_What this task involves_: What follows is a set of entries. Give them again exactly, without the pictures.

_Extracted data_:
>>>
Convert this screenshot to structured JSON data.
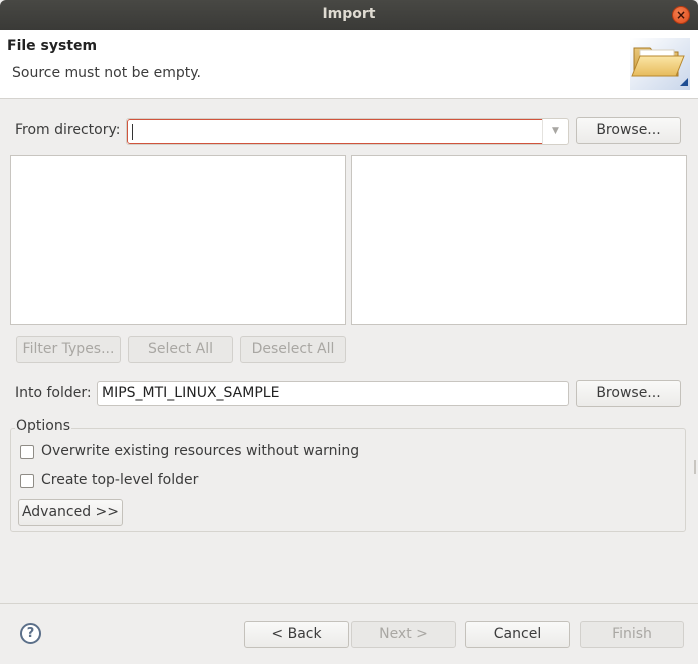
{
  "window": {
    "title": "Import"
  },
  "banner": {
    "heading": "File system",
    "message": "Source must not be empty."
  },
  "from_directory": {
    "label": "From directory:",
    "value": "",
    "browse_label": "Browse..."
  },
  "selection_buttons": {
    "filter_types": "Filter Types...",
    "select_all": "Select All",
    "deselect_all": "Deselect All"
  },
  "into_folder": {
    "label": "Into folder:",
    "value": "MIPS_MTI_LINUX_SAMPLE",
    "browse_label": "Browse..."
  },
  "options": {
    "title": "Options",
    "overwrite_label": "Overwrite existing resources without warning",
    "overwrite_checked": false,
    "create_top_level_label": "Create top-level folder",
    "create_top_level_checked": false,
    "advanced_label": "Advanced >>"
  },
  "footer": {
    "back": "< Back",
    "next": "Next >",
    "cancel": "Cancel",
    "finish": "Finish"
  },
  "colors": {
    "error_border": "#d0543d",
    "accent_orange": "#df4b1c"
  },
  "icons": [
    "close-icon",
    "folder-icon",
    "dropdown-arrow-icon",
    "help-icon"
  ]
}
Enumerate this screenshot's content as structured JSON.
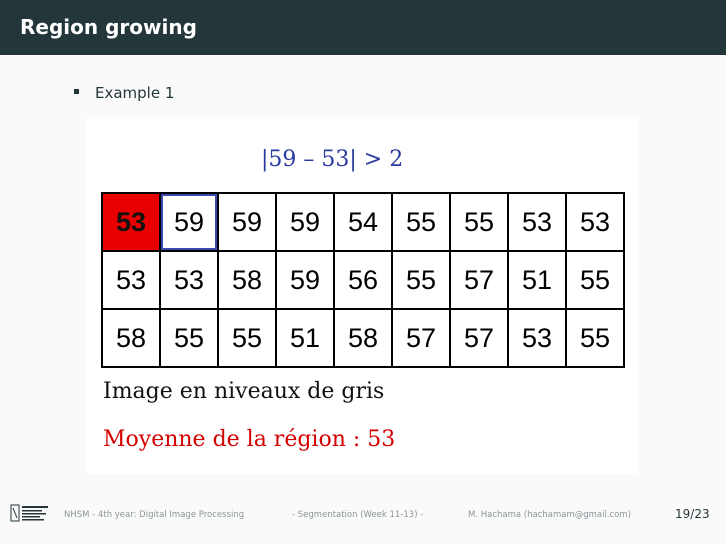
{
  "slide": {
    "title": "Region growing",
    "bullet": "Example 1"
  },
  "figure": {
    "formula": "|59 – 53| > 2",
    "grid": [
      [
        "53",
        "59",
        "59",
        "59",
        "54",
        "55",
        "55",
        "53",
        "53"
      ],
      [
        "53",
        "53",
        "58",
        "59",
        "56",
        "55",
        "57",
        "51",
        "55"
      ],
      [
        "58",
        "55",
        "55",
        "51",
        "58",
        "57",
        "57",
        "53",
        "55"
      ]
    ],
    "seed_cell": "row 1, col 1",
    "active_cell": "row 1, col 2",
    "caption": "Image en niveaux de gris",
    "mean_label": "Moyenne de la région : 53"
  },
  "footer": {
    "course": "NHSM - 4th year: Digital Image Processing",
    "section": "- Segmentation (Week 11-13) -",
    "author": "M. Hachama (hachamam@gmail.com)",
    "page": "19/23"
  },
  "colors": {
    "header_bg": "#23373b",
    "seed": "#e80000",
    "active_border": "#3a4aa8",
    "formula": "#2a3aa0",
    "mean": "#d40000"
  }
}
<<<
_Full response_:
Convert this screenshot to structured JSON data.
{
  "window": {
    "title": "Import"
  },
  "banner": {
    "heading": "File system",
    "message": "Source must not be empty."
  },
  "from_directory": {
    "label": "From directory:",
    "value": "",
    "browse_label": "Browse..."
  },
  "selection_buttons": {
    "filter_types": "Filter Types...",
    "select_all": "Select All",
    "deselect_all": "Deselect All"
  },
  "into_folder": {
    "label": "Into folder:",
    "value": "MIPS_MTI_LINUX_SAMPLE",
    "browse_label": "Browse..."
  },
  "options": {
    "title": "Options",
    "overwrite_label": "Overwrite existing resources without warning",
    "overwrite_checked": false,
    "create_top_level_label": "Create top-level folder",
    "create_top_level_checked": false,
    "advanced_label": "Advanced >>"
  },
  "footer": {
    "back": "< Back",
    "next": "Next >",
    "cancel": "Cancel",
    "finish": "Finish"
  },
  "colors": {
    "error_border": "#d0543d",
    "accent_orange": "#df4b1c"
  },
  "icons": [
    "close-icon",
    "folder-icon",
    "dropdown-arrow-icon",
    "help-icon"
  ]
}
Enumerate this screenshot's content as structured JSON.
{
  "slide": {
    "title": "Region growing",
    "bullet": "Example 1"
  },
  "figure": {
    "formula": "|59 – 53| > 2",
    "grid": [
      [
        "53",
        "59",
        "59",
        "59",
        "54",
        "55",
        "55",
        "53",
        "53"
      ],
      [
        "53",
        "53",
        "58",
        "59",
        "56",
        "55",
        "57",
        "51",
        "55"
      ],
      [
        "58",
        "55",
        "55",
        "51",
        "58",
        "57",
        "57",
        "53",
        "55"
      ]
    ],
    "seed_cell": "row 1, col 1",
    "active_cell": "row 1, col 2",
    "caption": "Image en niveaux de gris",
    "mean_label": "Moyenne de la région : 53"
  },
  "footer": {
    "course": "NHSM - 4th year: Digital Image Processing",
    "section": "- Segmentation (Week 11-13) -",
    "author": "M. Hachama (hachamam@gmail.com)",
    "page": "19/23"
  },
  "colors": {
    "header_bg": "#23373b",
    "seed": "#e80000",
    "active_border": "#3a4aa8",
    "formula": "#2a3aa0",
    "mean": "#d40000"
  }
}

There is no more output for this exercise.